• [SOURCE MATERIAL]

********************

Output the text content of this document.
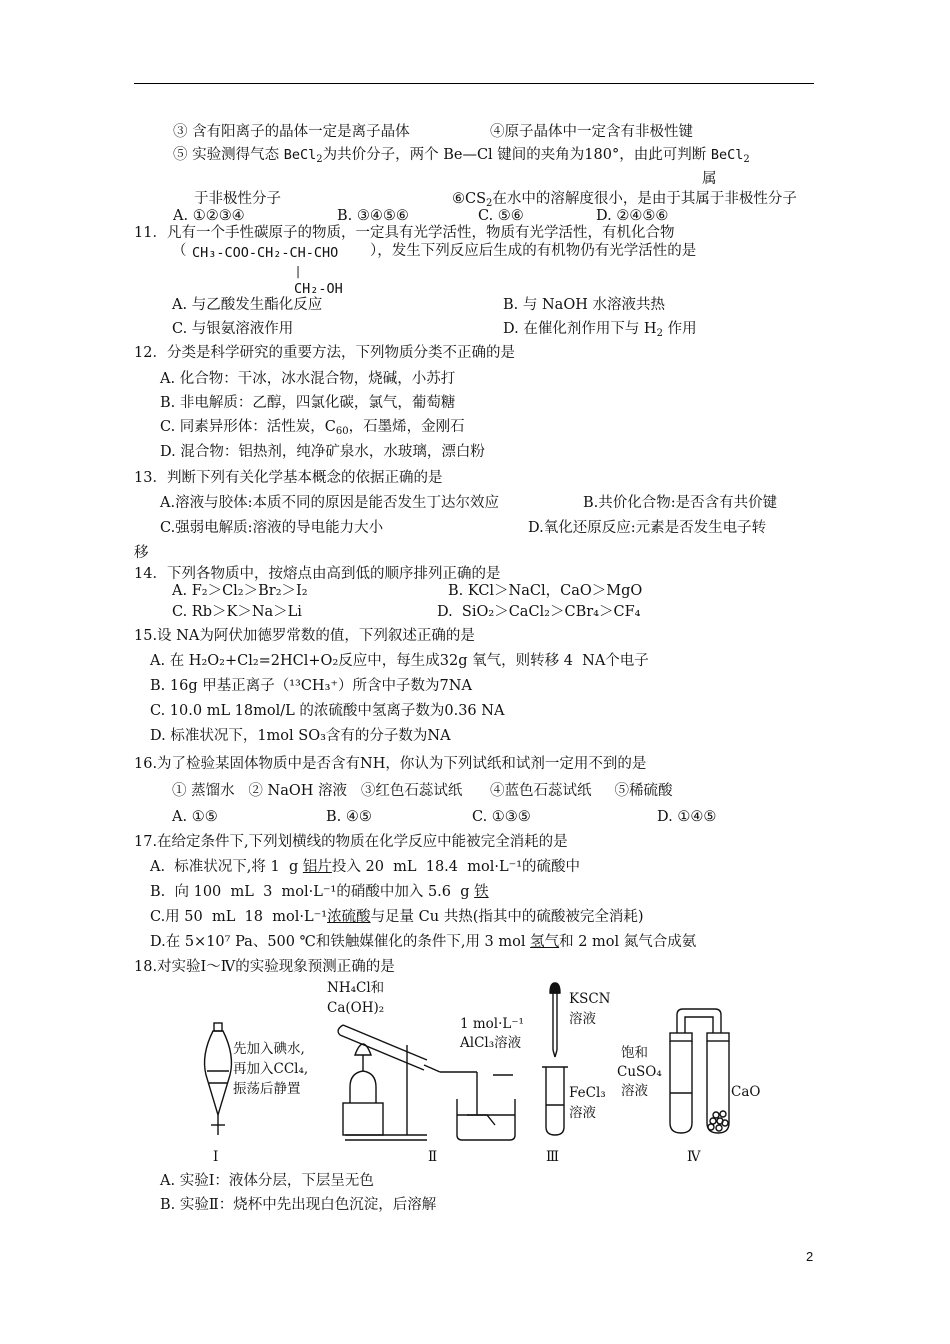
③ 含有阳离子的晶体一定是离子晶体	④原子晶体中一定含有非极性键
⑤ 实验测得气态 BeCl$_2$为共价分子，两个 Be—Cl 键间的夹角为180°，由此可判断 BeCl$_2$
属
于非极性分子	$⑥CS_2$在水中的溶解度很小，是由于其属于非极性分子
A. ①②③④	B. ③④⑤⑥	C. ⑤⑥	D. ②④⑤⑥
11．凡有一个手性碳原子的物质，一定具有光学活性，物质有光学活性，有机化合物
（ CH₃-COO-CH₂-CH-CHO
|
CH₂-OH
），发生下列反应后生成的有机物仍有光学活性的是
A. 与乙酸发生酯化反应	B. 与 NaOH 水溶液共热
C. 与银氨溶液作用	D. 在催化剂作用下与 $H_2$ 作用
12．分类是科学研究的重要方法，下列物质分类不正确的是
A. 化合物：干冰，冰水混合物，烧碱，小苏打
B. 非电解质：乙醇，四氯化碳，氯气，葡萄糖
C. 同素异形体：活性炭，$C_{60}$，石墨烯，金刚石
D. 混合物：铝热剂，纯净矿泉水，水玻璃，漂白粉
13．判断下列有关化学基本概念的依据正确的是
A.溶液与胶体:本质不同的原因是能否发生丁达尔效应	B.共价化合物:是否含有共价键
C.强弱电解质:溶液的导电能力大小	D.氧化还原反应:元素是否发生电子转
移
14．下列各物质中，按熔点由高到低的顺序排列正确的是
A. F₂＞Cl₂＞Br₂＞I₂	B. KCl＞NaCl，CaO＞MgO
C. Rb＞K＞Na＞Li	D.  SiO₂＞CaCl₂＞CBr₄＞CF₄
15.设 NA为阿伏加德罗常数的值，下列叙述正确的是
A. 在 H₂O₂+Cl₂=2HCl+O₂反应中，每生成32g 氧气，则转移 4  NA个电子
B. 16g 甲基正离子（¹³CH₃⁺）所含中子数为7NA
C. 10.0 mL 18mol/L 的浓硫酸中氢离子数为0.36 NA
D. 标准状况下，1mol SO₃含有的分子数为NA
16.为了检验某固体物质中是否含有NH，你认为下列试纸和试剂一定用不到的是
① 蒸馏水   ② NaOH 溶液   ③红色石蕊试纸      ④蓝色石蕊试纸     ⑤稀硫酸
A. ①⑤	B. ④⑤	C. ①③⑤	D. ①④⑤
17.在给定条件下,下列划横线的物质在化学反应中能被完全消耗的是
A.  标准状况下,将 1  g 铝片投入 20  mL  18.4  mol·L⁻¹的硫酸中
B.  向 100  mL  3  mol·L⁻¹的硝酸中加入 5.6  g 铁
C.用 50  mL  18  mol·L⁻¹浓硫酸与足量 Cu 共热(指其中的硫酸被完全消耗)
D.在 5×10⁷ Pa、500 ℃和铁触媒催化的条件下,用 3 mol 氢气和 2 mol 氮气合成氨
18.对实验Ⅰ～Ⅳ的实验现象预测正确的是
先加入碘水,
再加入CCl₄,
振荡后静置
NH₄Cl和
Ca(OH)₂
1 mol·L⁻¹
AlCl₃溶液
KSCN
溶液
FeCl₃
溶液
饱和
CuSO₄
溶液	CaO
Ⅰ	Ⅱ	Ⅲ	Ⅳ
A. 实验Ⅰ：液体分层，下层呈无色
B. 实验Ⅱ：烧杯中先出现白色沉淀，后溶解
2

********************

• [OBJECTIVE]
Return the lines of the records that include the string "标准状况下".

• [WRITTEN REPLY]
D. 标准状况下，1mol SO₃含有的分子数为NA
A.  标准状况下,将 1  g 铝片投入 20  mL  18.4  mol·L⁻¹的硫酸中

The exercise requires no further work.